Data entries:
***

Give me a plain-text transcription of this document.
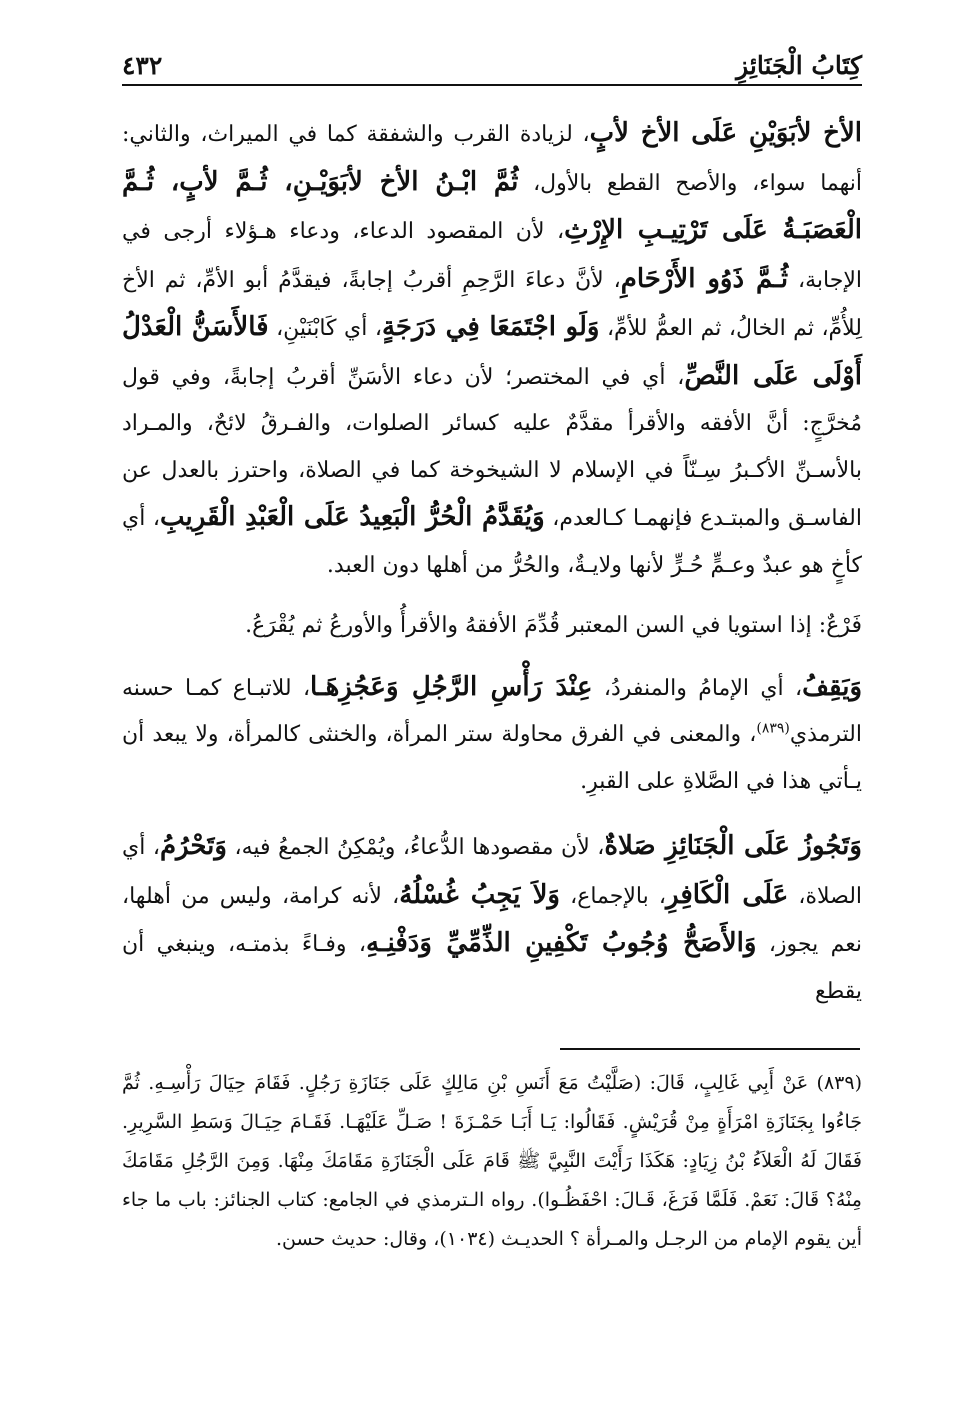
كِتَابُ الْجَنَائِزِ
٤٣٢

الأخ لأبَوَيْنِ عَلَى الأخ لأبٍ، لزيادة القرب والشفقة كما في الميراث، والثاني: أنهما سواء، والأصح القطع بالأول، ثُمَّ ابْـنُ الأخ لأبَوَيْـنِ، ثُـمَّ لأبٍ، ثُـمَّ الْعَصَبَـةُ عَلَى تَرْتِيـبِ الإِرْثِ، لأن المقصود الدعاء، ودعاء هـؤلاء أرجى في الإجابة، ثُـمَّ ذَوُو الأَرْحَامِ، لأنَّ دعاءَ الرَّحِمِ أقربُ إجابةً، فيقدَّمُ أبو الأمِّ، ثم الأخ لِلأُمِّ، ثم الخالُ، ثم العمُّ للأمِّ، وَلَو اجْتَمَعَا فِي دَرَجَةٍ، أي كَابْنَيْنِ، فَالأَسَنُّ الْعَدْلُ أَوْلَى عَلَى النَّصِّ، أي في المختصر؛ لأن دعاء الأسَنِّ أقربُ إجابةً، وفي قول مُخرَّجٍ: أنَّ الأفقه والأقرأ مقدَّمٌ عليه كسائر الصلوات، والفـرقُ لائحٌ، والمـراد بالأسـنِّ الأكـبرُ سِـنّاً في الإسلام لا الشيخوخة كما في الصلاة، واحترز بالعدل عن الفاسـق والمبتـدع فإنهمـا كـالعدم، وَيُقَدَّمُ الْحُرُّ الْبَعِيدُ عَلَى الْعَبْدِ الْقَرِيبِ، أي كأخٍ هو عبدٌ وعـمٍّ حُـرٍّ لأنها ولايـةٌ، والحُرُّ من أهلها دون العبد.

فَرْعٌ: إذا استويا في السن المعتبر قُدِّمَ الأفقهُ والأقرأُ والأورعُ ثم يُقْرَعُ.

وَيَقِفُ، أي الإمامُ والمنفردُ، عِنْدَ رَأْسِ الرَّجُلِ وَعَجُزِهَـا، للاتبـاع كمـا حسنه الترمذي$^{(٨٣٩)}$، والمعنى في الفرق محاولة ستر المرأة، والخنثى كالمرأة، ولا يبعد أن يـأتي هذا في الصَّلاةِ على القبرِ.

وَتَجُوزُ عَلَى الْجَنَائِزِ صَلاةٌ، لأن مقصودها الدُّعاءُ، ويُمْكِنُ الجمعُ فيه، وَتَحْرُمُ، أي الصلاة، عَلَى الْكَافِرِ، بالإجماع، وَلاَ يَجِبُ غُسْلُهُ، لأنه كرامة، وليس من أهلها، نعم يجوز، وَالأَصَحُّ وُجُوبُ تَكْفِينِ الذِّمِّيِّ وَدَفْنِـهِ، وفـاءً بذمتـه، وينبغي أن يقطع

(٨٣٩) عَنْ أَبِي غَالِبٍ، قَالَ: (صَلَّيْتُ مَعَ أَنَسِ بْنِ مَالِكٍ عَلَى جَنَازَةِ رَجُلٍ. فَقَامَ حِيَالَ رَأْسِـهِ. ثُمَّ جَاءُوا بِجَنَازَةِ امْرَأَةٍ مِنْ قُرَيْشٍ. فَقَالُوا: يَـا أَبَـا حَمْـزَةَ ! صَـلِّ عَلَيْهَـا. فَقَـامَ حِيَـالَ وَسَطِ السَّرِيرِ. فَقَالَ لَهُ الْعَلاَءُ بْنُ زِيَادٍ: هَكَذَا رَأَيْتَ النَّبِيَّ ﷺ قَامَ عَلَى الْجَنَازَةِ مَقَامَكَ مِنْهَا. وَمِنَ الرَّجُلِ مَقَامَكَ مِنْهُ؟ قَالَ: نَعَمْ. فَلَمَّا فَرَغَ، قَـالَ: احْفَظُـوا). رواه الـترمذي في الجامع: كتاب الجنائز: باب ما جاء أين يقوم الإمام من الرجـل والمـرأة ؟ الحديـث (١٠٣٤)، وقال: حديث حسن.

***

## Directive
Collect the lines of the records that include the string "الإمام".

## Task output
وَيَقِفُ، أي الإمامُ والمنفردُ، عِنْدَ رَأْسِ الرَّجُلِ وَعَجُزِهَـا، للاتبـاع كمـا حسنه الترمذي$^{(٨٣٩)}$، والمعنى في الفرق محاولة ستر المرأة، والخنثى كالمرأة، ولا يبعد أن يـأتي هذا في الصَّلاةِ على القبرِ.
(٨٣٩) عَنْ أَبِي غَالِبٍ، قَالَ: (صَلَّيْتُ مَعَ أَنَسِ بْنِ مَالِكٍ عَلَى جَنَازَةِ رَجُلٍ. فَقَامَ حِيَالَ رَأْسِـهِ. ثُمَّ جَاءُوا بِجَنَازَةِ امْرَأَةٍ مِنْ قُرَيْشٍ. فَقَالُوا: يَـا أَبَـا حَمْـزَةَ ! صَـلِّ عَلَيْهَـا. فَقَـامَ حِيَـالَ وَسَطِ السَّرِيرِ. فَقَالَ لَهُ الْعَلاَءُ بْنُ زِيَادٍ: هَكَذَا رَأَيْتَ النَّبِيَّ ﷺ قَامَ عَلَى الْجَنَازَةِ مَقَامَكَ مِنْهَا. وَمِنَ الرَّجُلِ مَقَامَكَ مِنْهُ؟ قَالَ: نَعَمْ. فَلَمَّا فَرَغَ، قَـالَ: احْفَظُـوا). رواه الـترمذي في الجامع: كتاب الجنائز: باب ما جاء أين يقوم الإمام من الرجـل والمـرأة ؟ الحديـث (١٠٣٤)، وقال: حديث حسن.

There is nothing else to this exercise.